Assigned task —
Using the passage on Madrid's Tetuán district, explain in one to three sentences why the area received the name Tetuán de las Victorias.

When Leopoldo O'Donnell returned with his forces to Spain after the 1859–60 African War, the latter camped at a spot north of Madrid known as the Campos de Amaniel ("Fields of Amaniel") while a triumphal entry into the capital was being arranged for May 11th.
Some authors link the origin of the neighborhood to the camp, which would have acquired permanent structures as well as shops over time.
The area was renamed Tetuán de las Victorias ("Tetouan of the Victories"), after Tetouan, the Moroccan city where the victorious soldiers had come from.
Other authors claim that there were earlier buildings on the area.

The current district also comprises part of the territory of the former municipality of Chamartín de la Rosa, annexed by the municipality of Madrid in 1948.

The community is culturally diverse, with significant populations of African and South American immigrants, although Filipinos constitute the largest foreign population group in the district. Filipinos form the largest immigrant group in four of the district's six neighborhoods (Bellas Vistas, Berruguete, Castillejos and Cuatro Caminos), and the majority of Madrid's Filipino community lives in the district.

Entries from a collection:
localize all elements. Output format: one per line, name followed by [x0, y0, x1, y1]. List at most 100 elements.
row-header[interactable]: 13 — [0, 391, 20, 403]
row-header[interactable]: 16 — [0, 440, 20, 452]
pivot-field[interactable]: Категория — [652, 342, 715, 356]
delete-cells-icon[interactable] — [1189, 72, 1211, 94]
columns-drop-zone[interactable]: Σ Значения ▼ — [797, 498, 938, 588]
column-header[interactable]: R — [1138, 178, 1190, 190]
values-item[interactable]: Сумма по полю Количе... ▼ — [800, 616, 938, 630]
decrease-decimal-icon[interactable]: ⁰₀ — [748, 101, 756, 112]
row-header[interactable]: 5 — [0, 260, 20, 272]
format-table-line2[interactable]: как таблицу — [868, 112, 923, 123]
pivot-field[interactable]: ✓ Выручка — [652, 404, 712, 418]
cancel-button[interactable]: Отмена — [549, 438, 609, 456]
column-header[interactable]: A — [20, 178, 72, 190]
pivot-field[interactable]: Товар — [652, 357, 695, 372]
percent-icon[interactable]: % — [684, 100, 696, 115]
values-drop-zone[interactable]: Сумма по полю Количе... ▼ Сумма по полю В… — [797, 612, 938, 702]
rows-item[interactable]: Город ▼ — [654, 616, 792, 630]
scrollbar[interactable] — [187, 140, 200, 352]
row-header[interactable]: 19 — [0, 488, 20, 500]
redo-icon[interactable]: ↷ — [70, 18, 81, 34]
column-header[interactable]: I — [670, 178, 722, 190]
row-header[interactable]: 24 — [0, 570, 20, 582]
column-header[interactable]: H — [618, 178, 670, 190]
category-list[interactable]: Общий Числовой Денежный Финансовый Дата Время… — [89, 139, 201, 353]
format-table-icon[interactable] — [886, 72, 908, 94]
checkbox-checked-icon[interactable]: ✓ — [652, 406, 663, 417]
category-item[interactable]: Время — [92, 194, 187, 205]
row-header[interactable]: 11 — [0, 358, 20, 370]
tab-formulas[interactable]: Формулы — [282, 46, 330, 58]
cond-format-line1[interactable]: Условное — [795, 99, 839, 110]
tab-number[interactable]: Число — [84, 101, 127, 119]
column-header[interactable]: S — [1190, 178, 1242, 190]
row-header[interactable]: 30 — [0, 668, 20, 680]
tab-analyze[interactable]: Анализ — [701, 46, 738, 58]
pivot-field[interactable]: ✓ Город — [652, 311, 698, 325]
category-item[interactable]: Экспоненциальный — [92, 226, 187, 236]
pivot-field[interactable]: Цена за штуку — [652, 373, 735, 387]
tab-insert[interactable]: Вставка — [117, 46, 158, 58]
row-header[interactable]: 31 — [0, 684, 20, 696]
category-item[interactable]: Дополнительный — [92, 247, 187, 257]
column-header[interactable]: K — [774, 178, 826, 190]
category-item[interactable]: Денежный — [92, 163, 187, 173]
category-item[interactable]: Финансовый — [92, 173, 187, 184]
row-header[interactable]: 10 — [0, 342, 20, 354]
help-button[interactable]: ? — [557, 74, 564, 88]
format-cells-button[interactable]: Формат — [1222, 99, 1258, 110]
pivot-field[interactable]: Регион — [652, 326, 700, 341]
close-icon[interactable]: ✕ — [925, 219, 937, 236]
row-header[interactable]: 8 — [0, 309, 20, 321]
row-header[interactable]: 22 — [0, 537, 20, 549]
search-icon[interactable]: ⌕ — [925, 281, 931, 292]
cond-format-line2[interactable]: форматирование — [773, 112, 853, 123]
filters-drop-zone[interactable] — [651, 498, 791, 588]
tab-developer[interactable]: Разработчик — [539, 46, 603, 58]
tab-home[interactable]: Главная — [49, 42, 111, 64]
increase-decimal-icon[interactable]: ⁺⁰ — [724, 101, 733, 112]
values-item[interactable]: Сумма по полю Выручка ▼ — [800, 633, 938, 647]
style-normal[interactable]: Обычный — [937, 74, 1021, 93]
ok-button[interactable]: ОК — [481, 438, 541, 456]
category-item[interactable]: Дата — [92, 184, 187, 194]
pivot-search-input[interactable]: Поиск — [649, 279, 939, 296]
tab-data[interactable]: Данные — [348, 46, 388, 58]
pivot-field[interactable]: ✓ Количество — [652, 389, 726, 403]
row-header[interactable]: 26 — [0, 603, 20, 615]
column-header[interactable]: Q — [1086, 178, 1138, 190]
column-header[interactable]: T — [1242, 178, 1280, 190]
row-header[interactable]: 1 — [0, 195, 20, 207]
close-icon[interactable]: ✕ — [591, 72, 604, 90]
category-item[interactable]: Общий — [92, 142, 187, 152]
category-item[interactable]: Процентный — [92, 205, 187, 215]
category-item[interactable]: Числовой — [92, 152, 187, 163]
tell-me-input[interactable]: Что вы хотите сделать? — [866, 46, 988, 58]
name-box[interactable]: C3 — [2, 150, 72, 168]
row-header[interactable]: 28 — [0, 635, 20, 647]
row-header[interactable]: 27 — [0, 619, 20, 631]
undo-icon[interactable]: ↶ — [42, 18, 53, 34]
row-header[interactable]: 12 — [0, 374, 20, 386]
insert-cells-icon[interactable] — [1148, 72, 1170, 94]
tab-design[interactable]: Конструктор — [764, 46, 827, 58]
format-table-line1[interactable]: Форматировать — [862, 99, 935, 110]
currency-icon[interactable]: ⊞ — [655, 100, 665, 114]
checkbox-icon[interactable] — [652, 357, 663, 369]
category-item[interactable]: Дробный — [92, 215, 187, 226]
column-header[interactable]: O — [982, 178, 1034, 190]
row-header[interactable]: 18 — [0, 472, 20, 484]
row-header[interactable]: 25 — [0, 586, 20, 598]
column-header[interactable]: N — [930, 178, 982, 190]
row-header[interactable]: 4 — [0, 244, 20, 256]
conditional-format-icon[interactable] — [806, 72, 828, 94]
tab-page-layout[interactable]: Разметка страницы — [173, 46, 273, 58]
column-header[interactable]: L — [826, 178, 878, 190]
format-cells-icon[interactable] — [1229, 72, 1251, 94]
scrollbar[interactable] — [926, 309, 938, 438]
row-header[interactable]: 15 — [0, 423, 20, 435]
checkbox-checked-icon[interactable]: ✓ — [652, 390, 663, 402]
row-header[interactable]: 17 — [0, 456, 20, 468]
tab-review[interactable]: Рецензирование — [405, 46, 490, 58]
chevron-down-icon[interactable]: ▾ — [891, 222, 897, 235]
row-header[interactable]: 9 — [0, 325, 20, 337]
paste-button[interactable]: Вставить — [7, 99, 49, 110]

Answer for this exercise —
The area was named after Tetouan, the Moroccan city from which the victorious soldiers of the 1859–60 African War had come. Those forces, returning with Leopoldo O'Donnell, camped at the Campos de Amaniel north of Madrid while a triumphal entry into the capital was being arranged for May 11th.